Exercise data ▸

+ + + +

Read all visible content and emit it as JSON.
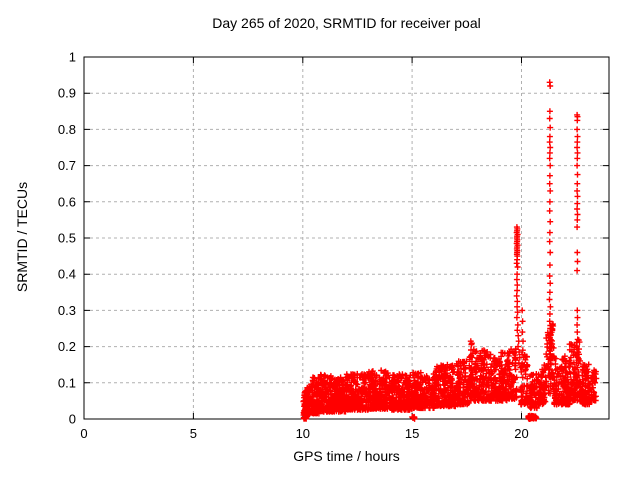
{
  "chart_data": {
    "type": "scatter",
    "title": "Day 265 of 2020, SRMTID for receiver poal",
    "xlabel": "GPS time / hours",
    "ylabel": "SRMTID / TECUs",
    "xlim": [
      0,
      24
    ],
    "ylim": [
      0,
      1
    ],
    "xticks": [
      0,
      5,
      10,
      15,
      20
    ],
    "yticks": [
      0,
      0.1,
      0.2,
      0.3,
      0.4,
      0.5,
      0.6,
      0.7,
      0.8,
      0.9,
      1
    ],
    "grid": true,
    "grid_color": "#b0b0b0",
    "legend": "none",
    "background": "#ffffff",
    "border_color": "#000000",
    "marker": {
      "shape": "plus",
      "color": "#ff0000",
      "size": 7,
      "stroke_width": 1.4
    },
    "series": [
      {
        "name": "SRMTID",
        "color": "#ff0000",
        "points": [
          [
            19.79,
            0.53
          ],
          [
            19.81,
            0.525
          ],
          [
            19.8,
            0.52
          ],
          [
            19.78,
            0.515
          ],
          [
            19.82,
            0.51
          ],
          [
            19.8,
            0.505
          ],
          [
            19.79,
            0.5
          ],
          [
            19.81,
            0.495
          ],
          [
            19.8,
            0.49
          ],
          [
            19.78,
            0.485
          ],
          [
            19.82,
            0.48
          ],
          [
            19.8,
            0.475
          ],
          [
            19.79,
            0.47
          ],
          [
            19.81,
            0.465
          ],
          [
            19.8,
            0.46
          ],
          [
            19.79,
            0.455
          ],
          [
            19.81,
            0.45
          ],
          [
            19.8,
            0.44
          ],
          [
            19.78,
            0.43
          ],
          [
            19.82,
            0.42
          ],
          [
            19.8,
            0.4
          ],
          [
            19.79,
            0.385
          ],
          [
            19.81,
            0.37
          ],
          [
            19.8,
            0.355
          ],
          [
            19.78,
            0.34
          ],
          [
            19.81,
            0.325
          ],
          [
            19.8,
            0.31
          ],
          [
            19.82,
            0.295
          ],
          [
            19.79,
            0.28
          ],
          [
            19.83,
            0.26
          ],
          [
            19.81,
            0.245
          ],
          [
            19.85,
            0.23
          ],
          [
            19.87,
            0.215
          ],
          [
            19.84,
            0.2
          ],
          [
            19.89,
            0.185
          ],
          [
            19.92,
            0.17
          ],
          [
            19.88,
            0.155
          ],
          [
            19.95,
            0.142
          ],
          [
            19.99,
            0.13
          ],
          [
            20.03,
            0.3
          ],
          [
            20.05,
            0.27
          ],
          [
            20.04,
            0.24
          ],
          [
            20.07,
            0.215
          ],
          [
            20.06,
            0.19
          ],
          [
            20.1,
            0.17
          ],
          [
            20.13,
            0.15
          ],
          [
            20.17,
            0.135
          ],
          [
            21.29,
            0.93
          ],
          [
            21.31,
            0.92
          ],
          [
            21.3,
            0.85
          ],
          [
            21.29,
            0.83
          ],
          [
            21.31,
            0.805
          ],
          [
            21.3,
            0.78
          ],
          [
            21.29,
            0.765
          ],
          [
            21.31,
            0.75
          ],
          [
            21.3,
            0.735
          ],
          [
            21.29,
            0.72
          ],
          [
            21.31,
            0.7
          ],
          [
            21.3,
            0.672
          ],
          [
            21.29,
            0.65
          ],
          [
            21.31,
            0.63
          ],
          [
            21.3,
            0.6
          ],
          [
            21.29,
            0.575
          ],
          [
            21.31,
            0.545
          ],
          [
            21.3,
            0.515
          ],
          [
            21.29,
            0.49
          ],
          [
            21.31,
            0.46
          ],
          [
            21.3,
            0.425
          ],
          [
            21.29,
            0.395
          ],
          [
            21.31,
            0.375
          ],
          [
            21.3,
            0.35
          ],
          [
            21.28,
            0.33
          ],
          [
            21.32,
            0.31
          ],
          [
            21.3,
            0.29
          ],
          [
            21.29,
            0.27
          ],
          [
            21.31,
            0.25
          ],
          [
            21.3,
            0.23
          ],
          [
            21.33,
            0.21
          ],
          [
            21.27,
            0.195
          ],
          [
            21.31,
            0.18
          ],
          [
            21.25,
            0.165
          ],
          [
            21.35,
            0.15
          ],
          [
            21.3,
            0.138
          ],
          [
            21.38,
            0.128
          ],
          [
            21.22,
            0.12
          ],
          [
            22.54,
            0.84
          ],
          [
            22.56,
            0.835
          ],
          [
            22.55,
            0.825
          ],
          [
            22.54,
            0.8
          ],
          [
            22.56,
            0.78
          ],
          [
            22.55,
            0.765
          ],
          [
            22.54,
            0.75
          ],
          [
            22.56,
            0.735
          ],
          [
            22.55,
            0.72
          ],
          [
            22.54,
            0.7
          ],
          [
            22.56,
            0.675
          ],
          [
            22.55,
            0.65
          ],
          [
            22.54,
            0.63
          ],
          [
            22.56,
            0.615
          ],
          [
            22.55,
            0.595
          ],
          [
            22.54,
            0.58
          ],
          [
            22.56,
            0.565
          ],
          [
            22.55,
            0.55
          ],
          [
            22.54,
            0.53
          ],
          [
            22.55,
            0.46
          ],
          [
            22.56,
            0.435
          ],
          [
            22.54,
            0.41
          ],
          [
            22.55,
            0.3
          ],
          [
            22.56,
            0.28
          ],
          [
            22.54,
            0.26
          ],
          [
            22.55,
            0.24
          ],
          [
            22.57,
            0.22
          ],
          [
            22.53,
            0.2
          ],
          [
            22.55,
            0.185
          ],
          [
            22.58,
            0.17
          ],
          [
            22.52,
            0.155
          ],
          [
            22.55,
            0.142
          ],
          [
            22.6,
            0.13
          ],
          [
            22.5,
            0.12
          ]
        ],
        "cloud_segments_format": "[x_start, x_end, y_min, y_max, count, skew_exponent]",
        "cloud_segments": [
          [
            10.02,
            10.35,
            0.01,
            0.095,
            80,
            1.4
          ],
          [
            10.35,
            10.8,
            0.015,
            0.115,
            110,
            1.5
          ],
          [
            10.8,
            11.3,
            0.02,
            0.125,
            120,
            1.5
          ],
          [
            11.3,
            12.0,
            0.02,
            0.115,
            170,
            1.5
          ],
          [
            12.0,
            13.0,
            0.025,
            0.125,
            230,
            1.5
          ],
          [
            13.0,
            14.0,
            0.028,
            0.135,
            230,
            1.5
          ],
          [
            14.0,
            15.0,
            0.025,
            0.125,
            220,
            1.5
          ],
          [
            15.0,
            16.0,
            0.03,
            0.13,
            200,
            1.5
          ],
          [
            16.0,
            17.0,
            0.035,
            0.15,
            200,
            1.5
          ],
          [
            17.0,
            17.6,
            0.04,
            0.16,
            110,
            1.5
          ],
          [
            17.6,
            17.85,
            0.05,
            0.215,
            60,
            1.3
          ],
          [
            17.85,
            18.6,
            0.05,
            0.19,
            140,
            1.5
          ],
          [
            18.6,
            19.35,
            0.05,
            0.185,
            130,
            1.5
          ],
          [
            19.35,
            19.78,
            0.055,
            0.2,
            80,
            1.4
          ],
          [
            19.95,
            20.35,
            0.04,
            0.18,
            60,
            1.5
          ],
          [
            20.35,
            20.75,
            0.03,
            0.125,
            70,
            1.5
          ],
          [
            20.75,
            21.12,
            0.04,
            0.155,
            70,
            1.5
          ],
          [
            21.12,
            21.48,
            0.07,
            0.27,
            70,
            1.5
          ],
          [
            21.48,
            22.2,
            0.04,
            0.175,
            150,
            1.6
          ],
          [
            22.2,
            22.42,
            0.05,
            0.21,
            45,
            1.5
          ],
          [
            22.42,
            22.7,
            0.05,
            0.22,
            60,
            1.5
          ],
          [
            22.7,
            23.1,
            0.04,
            0.155,
            90,
            1.5
          ],
          [
            23.1,
            23.42,
            0.05,
            0.135,
            45,
            1.4
          ],
          [
            10.04,
            10.16,
            0.0,
            0.006,
            12,
            1.0
          ],
          [
            15.0,
            15.12,
            0.0,
            0.006,
            12,
            1.0
          ],
          [
            20.3,
            20.68,
            0.0,
            0.009,
            48,
            1.0
          ]
        ],
        "random_seed": 1337
      }
    ]
  }
}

+ + + +

Required task ▸
Copy every line of the listing that includes the string "SRMTID".

Response to the exercise ▸
    "title": "Day 265 of 2020, SRMTID for receiver poal",
    "ylabel": "SRMTID / TECUs",
        "name": "SRMTID",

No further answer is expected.